Figure record extracts:

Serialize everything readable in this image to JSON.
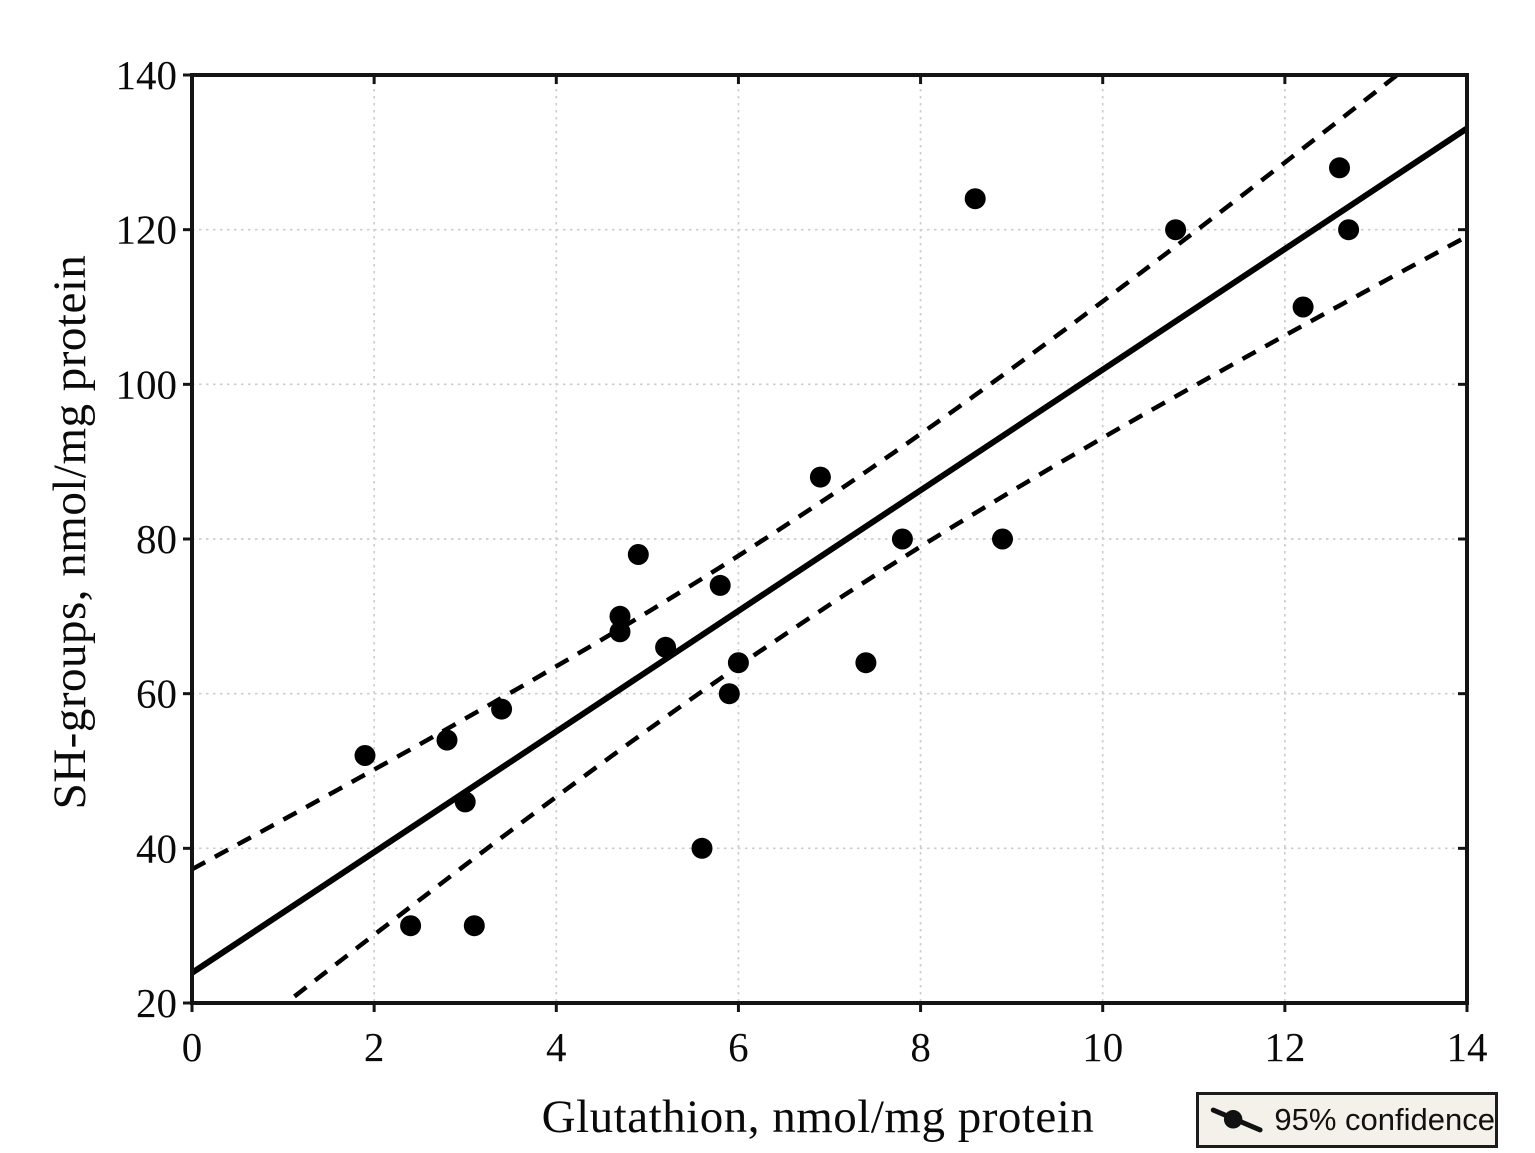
{
  "chart_data": {
    "type": "scatter",
    "title": "",
    "xlabel": "Glutathion, nmol/mg protein",
    "ylabel": "SH-groups, nmol/mg protein",
    "xlim": [
      0,
      14
    ],
    "ylim": [
      20,
      140
    ],
    "xticks": [
      0,
      2,
      4,
      6,
      8,
      10,
      12,
      14
    ],
    "yticks": [
      20,
      40,
      60,
      80,
      100,
      120,
      140
    ],
    "grid": true,
    "points": [
      [
        1.9,
        52
      ],
      [
        2.4,
        30
      ],
      [
        2.8,
        54
      ],
      [
        3.0,
        46
      ],
      [
        3.1,
        30
      ],
      [
        3.4,
        58
      ],
      [
        4.7,
        68
      ],
      [
        4.7,
        70
      ],
      [
        4.9,
        78
      ],
      [
        5.2,
        66
      ],
      [
        5.6,
        40
      ],
      [
        5.8,
        74
      ],
      [
        5.9,
        60
      ],
      [
        6.0,
        64
      ],
      [
        6.9,
        88
      ],
      [
        7.4,
        64
      ],
      [
        7.8,
        80
      ],
      [
        8.6,
        124
      ],
      [
        8.9,
        80
      ],
      [
        10.8,
        120
      ],
      [
        12.2,
        110
      ],
      [
        12.6,
        128
      ],
      [
        12.7,
        120
      ]
    ],
    "regression_line": {
      "intercept": 23.9,
      "slope": 7.8,
      "style": "solid"
    },
    "confidence_band": {
      "min_half_width": 7.0,
      "center_x": 6.8,
      "spread": 2.82,
      "style": "dashed",
      "upper_at_x0": 37.3,
      "lower_at_x14": 119.1
    },
    "legend": {
      "label": "95% confidence",
      "position": "bottom-right"
    },
    "colors": {
      "points": "#000000",
      "line": "#000000",
      "band": "#000000",
      "grid": "#cdcdcd",
      "axis": "#141414",
      "text": "#0a0a0a",
      "legend_bg": "#f4f1ea",
      "legend_border": "#1c1c1c"
    }
  }
}
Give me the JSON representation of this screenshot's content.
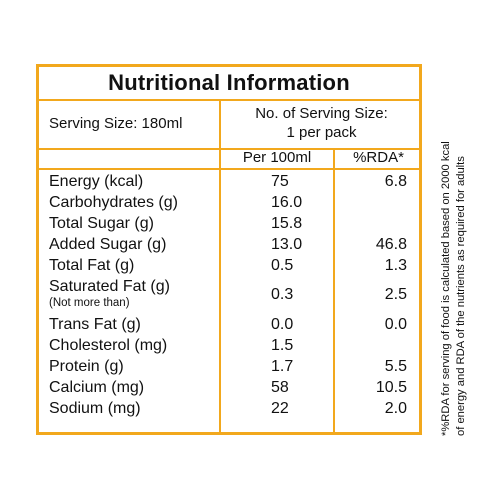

THE PROBLEM:
Scan the data for the word "protein" and copy every line where it shows up.

YOUR RESPONSE:
    "xlabel": "Glutathion, nmol/mg protein",
    "ylabel": "SH-groups, nmol/mg protein",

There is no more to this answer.